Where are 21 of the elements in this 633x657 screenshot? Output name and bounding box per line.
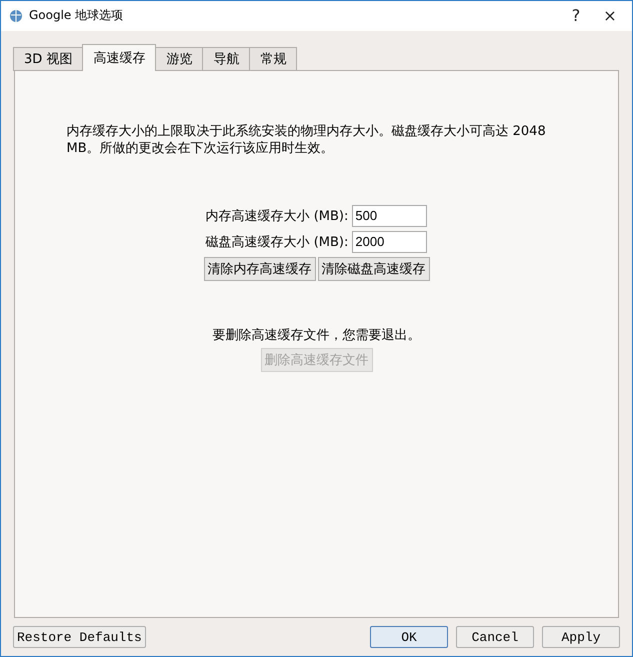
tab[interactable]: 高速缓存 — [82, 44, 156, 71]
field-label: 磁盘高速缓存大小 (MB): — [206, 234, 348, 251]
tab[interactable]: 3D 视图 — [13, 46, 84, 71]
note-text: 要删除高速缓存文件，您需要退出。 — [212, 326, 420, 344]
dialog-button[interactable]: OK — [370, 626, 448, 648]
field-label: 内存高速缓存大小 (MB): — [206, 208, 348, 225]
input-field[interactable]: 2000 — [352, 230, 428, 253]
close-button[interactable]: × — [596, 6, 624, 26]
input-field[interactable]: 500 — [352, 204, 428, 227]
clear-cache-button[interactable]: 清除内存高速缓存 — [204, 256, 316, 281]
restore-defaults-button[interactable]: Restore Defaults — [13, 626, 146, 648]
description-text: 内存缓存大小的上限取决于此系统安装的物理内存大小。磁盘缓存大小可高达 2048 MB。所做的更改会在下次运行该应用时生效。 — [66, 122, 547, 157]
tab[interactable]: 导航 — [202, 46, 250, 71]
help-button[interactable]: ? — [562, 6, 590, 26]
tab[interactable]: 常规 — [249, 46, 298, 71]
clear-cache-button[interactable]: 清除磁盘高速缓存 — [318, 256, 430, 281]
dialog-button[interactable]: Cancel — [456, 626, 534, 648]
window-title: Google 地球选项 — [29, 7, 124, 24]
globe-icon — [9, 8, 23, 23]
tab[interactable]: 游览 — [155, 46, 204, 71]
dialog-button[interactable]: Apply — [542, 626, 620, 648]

• What is needed: Please arrange the lines above as a Markdown table with the columns "Row" and "Line", numbering each row and leaving out blank lines and pictures.

• Task answer:
| Row | Line |
|---|---|
| 1 | Where are 21 of the elements in this 633x657 screenshot? Output name and bounding box per line. |
| 2 | tab[interactable]: 高速缓存 — [82, 44, 156, 71] |
| 3 | field-label: 磁盘高速缓存大小 (MB): — [206, 234, 348, 251] |
| 4 | tab[interactable]: 3D 视图 — [13, 46, 84, 71] |
| 5 | note-text: 要删除高速缓存文件，您需要退出。 — [212, 326, 420, 344] |
| 6 | dialog-button[interactable]: OK — [370, 626, 448, 648] |
| 7 | field-label: 内存高速缓存大小 (MB): — [206, 208, 348, 225] |
| 8 | input-field[interactable]: 2000 — [352, 230, 428, 253] |
| 9 | close-button[interactable]: × — [596, 6, 624, 26] |
| 10 | input-field[interactable]: 500 — [352, 204, 428, 227] |
| 11 | clear-cache-button[interactable]: 清除内存高速缓存 — [204, 256, 316, 281] |
| 12 | restore-defaults-button[interactable]: Restore Defaults — [13, 626, 146, 648] |
| 13 | description-text: 内存缓存大小的上限取决于此系统安装的物理内存大小。磁盘缓存大小可高达 2048 MB。所做的更改会在下次运行该应用时生效。 — [66, 122, 547, 157] |
| 14 | tab[interactable]: 导航 — [202, 46, 250, 71] |
| 15 | help-button[interactable]: ? — [562, 6, 590, 26] |
| 16 | tab[interactable]: 常规 — [249, 46, 298, 71] |
| 17 | clear-cache-button[interactable]: 清除磁盘高速缓存 — [318, 256, 430, 281] |
| 18 | dialog-button[interactable]: Cancel — [456, 626, 534, 648] |
| 19 | window-title: Google 地球选项 — [29, 7, 124, 24] |
| 20 | globe-icon — [9, 8, 23, 23] |
| 21 | tab[interactable]: 游览 — [155, 46, 204, 71] |
| 22 | dialog-button[interactable]: Apply — [542, 626, 620, 648] |